> _Exercise details_: Repeat each line of the material exactly.

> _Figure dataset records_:
◆ ◆ ◆ ◆ ◆ ◆ ◆
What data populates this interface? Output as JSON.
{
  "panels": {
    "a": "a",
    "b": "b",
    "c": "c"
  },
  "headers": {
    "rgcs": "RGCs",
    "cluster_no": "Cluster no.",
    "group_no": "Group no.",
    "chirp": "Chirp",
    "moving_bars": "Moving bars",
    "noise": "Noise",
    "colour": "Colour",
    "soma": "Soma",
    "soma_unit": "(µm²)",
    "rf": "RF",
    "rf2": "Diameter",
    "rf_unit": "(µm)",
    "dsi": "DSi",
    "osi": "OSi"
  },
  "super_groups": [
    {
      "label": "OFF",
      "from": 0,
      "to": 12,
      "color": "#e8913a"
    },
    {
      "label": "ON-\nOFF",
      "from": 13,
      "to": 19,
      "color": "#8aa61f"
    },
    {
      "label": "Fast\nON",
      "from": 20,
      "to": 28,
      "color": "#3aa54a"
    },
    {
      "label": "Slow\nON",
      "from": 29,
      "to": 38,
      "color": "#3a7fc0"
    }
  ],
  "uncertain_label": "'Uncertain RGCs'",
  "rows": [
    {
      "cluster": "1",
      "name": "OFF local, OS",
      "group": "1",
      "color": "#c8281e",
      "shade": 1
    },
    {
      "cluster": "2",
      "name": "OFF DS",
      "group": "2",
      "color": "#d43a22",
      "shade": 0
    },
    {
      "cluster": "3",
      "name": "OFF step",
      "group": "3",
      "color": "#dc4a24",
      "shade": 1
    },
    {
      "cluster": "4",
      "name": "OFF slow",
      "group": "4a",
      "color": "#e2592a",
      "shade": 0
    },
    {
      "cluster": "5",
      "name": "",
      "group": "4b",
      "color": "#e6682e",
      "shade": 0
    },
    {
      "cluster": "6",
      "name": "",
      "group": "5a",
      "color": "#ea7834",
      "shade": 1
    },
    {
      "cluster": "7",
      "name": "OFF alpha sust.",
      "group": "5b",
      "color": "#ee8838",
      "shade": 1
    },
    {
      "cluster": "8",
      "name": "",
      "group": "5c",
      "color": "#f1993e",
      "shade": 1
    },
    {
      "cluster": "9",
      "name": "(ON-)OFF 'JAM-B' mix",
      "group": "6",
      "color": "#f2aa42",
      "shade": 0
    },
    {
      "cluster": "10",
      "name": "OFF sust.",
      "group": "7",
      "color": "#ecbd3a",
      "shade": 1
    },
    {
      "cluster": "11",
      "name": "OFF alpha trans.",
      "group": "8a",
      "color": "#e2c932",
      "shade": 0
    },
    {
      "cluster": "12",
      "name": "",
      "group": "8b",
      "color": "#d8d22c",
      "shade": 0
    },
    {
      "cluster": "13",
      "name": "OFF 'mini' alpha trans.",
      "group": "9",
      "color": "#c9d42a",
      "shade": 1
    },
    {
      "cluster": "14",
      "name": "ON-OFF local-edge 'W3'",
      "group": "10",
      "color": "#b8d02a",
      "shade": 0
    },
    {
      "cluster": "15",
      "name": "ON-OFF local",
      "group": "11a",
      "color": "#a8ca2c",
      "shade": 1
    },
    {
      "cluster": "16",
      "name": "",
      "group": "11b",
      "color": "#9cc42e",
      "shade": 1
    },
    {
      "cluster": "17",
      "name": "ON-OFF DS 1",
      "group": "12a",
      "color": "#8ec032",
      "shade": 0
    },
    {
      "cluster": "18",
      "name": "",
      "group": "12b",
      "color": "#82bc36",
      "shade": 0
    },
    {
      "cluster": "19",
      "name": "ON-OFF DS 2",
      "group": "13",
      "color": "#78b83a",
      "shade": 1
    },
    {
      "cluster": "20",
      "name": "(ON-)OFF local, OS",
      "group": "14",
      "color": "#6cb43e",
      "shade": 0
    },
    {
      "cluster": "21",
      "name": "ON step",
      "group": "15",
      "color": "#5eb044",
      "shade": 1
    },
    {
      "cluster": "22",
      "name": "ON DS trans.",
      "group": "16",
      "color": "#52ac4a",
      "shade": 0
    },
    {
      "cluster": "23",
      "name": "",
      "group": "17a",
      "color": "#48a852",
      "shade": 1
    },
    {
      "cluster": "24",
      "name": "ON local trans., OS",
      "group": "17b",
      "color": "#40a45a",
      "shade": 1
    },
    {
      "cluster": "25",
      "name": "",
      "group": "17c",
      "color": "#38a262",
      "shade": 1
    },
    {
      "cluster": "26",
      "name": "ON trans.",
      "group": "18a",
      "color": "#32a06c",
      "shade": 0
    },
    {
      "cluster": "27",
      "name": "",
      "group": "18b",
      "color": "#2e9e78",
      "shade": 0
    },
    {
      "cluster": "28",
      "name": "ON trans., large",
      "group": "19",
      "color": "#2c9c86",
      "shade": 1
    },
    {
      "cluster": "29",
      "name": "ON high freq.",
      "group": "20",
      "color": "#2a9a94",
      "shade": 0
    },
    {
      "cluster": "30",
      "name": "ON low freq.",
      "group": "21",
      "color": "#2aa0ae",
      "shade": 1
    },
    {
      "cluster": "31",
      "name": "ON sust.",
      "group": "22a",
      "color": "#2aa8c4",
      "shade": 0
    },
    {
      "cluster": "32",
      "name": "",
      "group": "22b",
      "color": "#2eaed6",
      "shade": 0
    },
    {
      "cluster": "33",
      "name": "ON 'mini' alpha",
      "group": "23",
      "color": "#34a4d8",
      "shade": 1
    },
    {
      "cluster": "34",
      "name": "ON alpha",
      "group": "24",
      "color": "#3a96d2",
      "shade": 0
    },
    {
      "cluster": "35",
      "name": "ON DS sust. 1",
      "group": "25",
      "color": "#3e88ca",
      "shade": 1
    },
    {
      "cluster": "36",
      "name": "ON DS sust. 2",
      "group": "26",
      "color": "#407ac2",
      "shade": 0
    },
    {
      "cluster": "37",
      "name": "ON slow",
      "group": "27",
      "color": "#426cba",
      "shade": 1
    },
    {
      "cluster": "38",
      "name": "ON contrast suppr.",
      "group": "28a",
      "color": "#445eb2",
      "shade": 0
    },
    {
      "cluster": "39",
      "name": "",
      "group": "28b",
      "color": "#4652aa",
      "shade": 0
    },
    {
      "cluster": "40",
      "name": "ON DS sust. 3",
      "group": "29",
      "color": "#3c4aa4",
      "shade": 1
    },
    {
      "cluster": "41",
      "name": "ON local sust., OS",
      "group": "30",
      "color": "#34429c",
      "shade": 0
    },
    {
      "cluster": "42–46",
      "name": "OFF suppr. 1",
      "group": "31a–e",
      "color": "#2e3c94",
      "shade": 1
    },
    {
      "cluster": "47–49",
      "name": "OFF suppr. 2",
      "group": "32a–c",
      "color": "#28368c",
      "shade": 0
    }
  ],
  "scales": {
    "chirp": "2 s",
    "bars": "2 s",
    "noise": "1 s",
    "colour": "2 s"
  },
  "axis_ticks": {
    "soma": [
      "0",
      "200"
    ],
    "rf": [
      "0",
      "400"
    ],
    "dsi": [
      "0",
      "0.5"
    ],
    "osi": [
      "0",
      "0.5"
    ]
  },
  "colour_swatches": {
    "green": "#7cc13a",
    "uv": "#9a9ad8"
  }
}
◆ ◆ ◆ ◆ ◆ ◆ ◆
> _Task answer_:
What data populates this interface? Output as JSON.
{
  "panels": {
    "a": "a",
    "b": "b",
    "c": "c"
  },
  "headers": {
    "rgcs": "RGCs",
    "cluster_no": "Cluster no.",
    "group_no": "Group no.",
    "chirp": "Chirp",
    "moving_bars": "Moving bars",
    "noise": "Noise",
    "colour": "Colour",
    "soma": "Soma",
    "soma_unit": "(µm²)",
    "rf": "RF",
    "rf2": "Diameter",
    "rf_unit": "(µm)",
    "dsi": "DSi",
    "osi": "OSi"
  },
  "super_groups": [
    {
      "label": "OFF",
      "from": 0,
      "to": 12,
      "color": "#e8913a"
    },
    {
      "label": "ON-\nOFF",
      "from": 13,
      "to": 19,
      "color": "#8aa61f"
    },
    {
      "label": "Fast\nON",
      "from": 20,
      "to": 28,
      "color": "#3aa54a"
    },
    {
      "label": "Slow\nON",
      "from": 29,
      "to": 38,
      "color": "#3a7fc0"
    }
  ],
  "uncertain_label": "'Uncertain RGCs'",
  "rows": [
    {
      "cluster": "1",
      "name": "OFF local, OS",
      "group": "1",
      "color": "#c8281e",
      "shade": 1
    },
    {
      "cluster": "2",
      "name": "OFF DS",
      "group": "2",
      "color": "#d43a22",
      "shade": 0
    },
    {
      "cluster": "3",
      "name": "OFF step",
      "group": "3",
      "color": "#dc4a24",
      "shade": 1
    },
    {
      "cluster": "4",
      "name": "OFF slow",
      "group": "4a",
      "color": "#e2592a",
      "shade": 0
    },
    {
      "cluster": "5",
      "name": "",
      "group": "4b",
      "color": "#e6682e",
      "shade": 0
    },
    {
      "cluster": "6",
      "name": "",
      "group": "5a",
      "color": "#ea7834",
      "shade": 1
    },
    {
      "cluster": "7",
      "name": "OFF alpha sust.",
      "group": "5b",
      "color": "#ee8838",
      "shade": 1
    },
    {
      "cluster": "8",
      "name": "",
      "group": "5c",
      "color": "#f1993e",
      "shade": 1
    },
    {
      "cluster": "9",
      "name": "(ON-)OFF 'JAM-B' mix",
      "group": "6",
      "color": "#f2aa42",
      "shade": 0
    },
    {
      "cluster": "10",
      "name": "OFF sust.",
      "group": "7",
      "color": "#ecbd3a",
      "shade": 1
    },
    {
      "cluster": "11",
      "name": "OFF alpha trans.",
      "group": "8a",
      "color": "#e2c932",
      "shade": 0
    },
    {
      "cluster": "12",
      "name": "",
      "group": "8b",
      "color": "#d8d22c",
      "shade": 0
    },
    {
      "cluster": "13",
      "name": "OFF 'mini' alpha trans.",
      "group": "9",
      "color": "#c9d42a",
      "shade": 1
    },
    {
      "cluster": "14",
      "name": "ON-OFF local-edge 'W3'",
      "group": "10",
      "color": "#b8d02a",
      "shade": 0
    },
    {
      "cluster": "15",
      "name": "ON-OFF local",
      "group": "11a",
      "color": "#a8ca2c",
      "shade": 1
    },
    {
      "cluster": "16",
      "name": "",
      "group": "11b",
      "color": "#9cc42e",
      "shade": 1
    },
    {
      "cluster": "17",
      "name": "ON-OFF DS 1",
      "group": "12a",
      "color": "#8ec032",
      "shade": 0
    },
    {
      "cluster": "18",
      "name": "",
      "group": "12b",
      "color": "#82bc36",
      "shade": 0
    },
    {
      "cluster": "19",
      "name": "ON-OFF DS 2",
      "group": "13",
      "color": "#78b83a",
      "shade": 1
    },
    {
      "cluster": "20",
      "name": "(ON-)OFF local, OS",
      "group": "14",
      "color": "#6cb43e",
      "shade": 0
    },
    {
      "cluster": "21",
      "name": "ON step",
      "group": "15",
      "color": "#5eb044",
      "shade": 1
    },
    {
      "cluster": "22",
      "name": "ON DS trans.",
      "group": "16",
      "color": "#52ac4a",
      "shade": 0
    },
    {
      "cluster": "23",
      "name": "",
      "group": "17a",
      "color": "#48a852",
      "shade": 1
    },
    {
      "cluster": "24",
      "name": "ON local trans., OS",
      "group": "17b",
      "color": "#40a45a",
      "shade": 1
    },
    {
      "cluster": "25",
      "name": "",
      "group": "17c",
      "color": "#38a262",
      "shade": 1
    },
    {
      "cluster": "26",
      "name": "ON trans.",
      "group": "18a",
      "color": "#32a06c",
      "shade": 0
    },
    {
      "cluster": "27",
      "name": "",
      "group": "18b",
      "color": "#2e9e78",
      "shade": 0
    },
    {
      "cluster": "28",
      "name": "ON trans., large",
      "group": "19",
      "color": "#2c9c86",
      "shade": 1
    },
    {
      "cluster": "29",
      "name": "ON high freq.",
      "group": "20",
      "color": "#2a9a94",
      "shade": 0
    },
    {
      "cluster": "30",
      "name": "ON low freq.",
      "group": "21",
      "color": "#2aa0ae",
      "shade": 1
    },
    {
      "cluster": "31",
      "name": "ON sust.",
      "group": "22a",
      "color": "#2aa8c4",
      "shade": 0
    },
    {
      "cluster": "32",
      "name": "",
      "group": "22b",
      "color": "#2eaed6",
      "shade": 0
    },
    {
      "cluster": "33",
      "name": "ON 'mini' alpha",
      "group": "23",
      "color": "#34a4d8",
      "shade": 1
    },
    {
      "cluster": "34",
      "name": "ON alpha",
      "group": "24",
      "color": "#3a96d2",
      "shade": 0
    },
    {
      "cluster": "35",
      "name": "ON DS sust. 1",
      "group": "25",
      "color": "#3e88ca",
      "shade": 1
    },
    {
      "cluster": "36",
      "name": "ON DS sust. 2",
      "group": "26",
      "color": "#407ac2",
      "shade": 0
    },
    {
      "cluster": "37",
      "name": "ON slow",
      "group": "27",
      "color": "#426cba",
      "shade": 1
    },
    {
      "cluster": "38",
      "name": "ON contrast suppr.",
      "group": "28a",
      "color": "#445eb2",
      "shade": 0
    },
    {
      "cluster": "39",
      "name": "",
      "group": "28b",
      "color": "#4652aa",
      "shade": 0
    },
    {
      "cluster": "40",
      "name": "ON DS sust. 3",
      "group": "29",
      "color": "#3c4aa4",
      "shade": 1
    },
    {
      "cluster": "41",
      "name": "ON local sust., OS",
      "group": "30",
      "color": "#34429c",
      "shade": 0
    },
    {
      "cluster": "42–46",
      "name": "OFF suppr. 1",
      "group": "31a–e",
      "color": "#2e3c94",
      "shade": 1
    },
    {
      "cluster": "47–49",
      "name": "OFF suppr. 2",
      "group": "32a–c",
      "color": "#28368c",
      "shade": 0
    }
  ],
  "scales": {
    "chirp": "2 s",
    "bars": "2 s",
    "noise": "1 s",
    "colour": "2 s"
  },
  "axis_ticks": {
    "soma": [
      "0",
      "200"
    ],
    "rf": [
      "0",
      "400"
    ],
    "dsi": [
      "0",
      "0.5"
    ],
    "osi": [
      "0",
      "0.5"
    ]
  },
  "colour_swatches": {
    "green": "#7cc13a",
    "uv": "#9a9ad8"
  }
}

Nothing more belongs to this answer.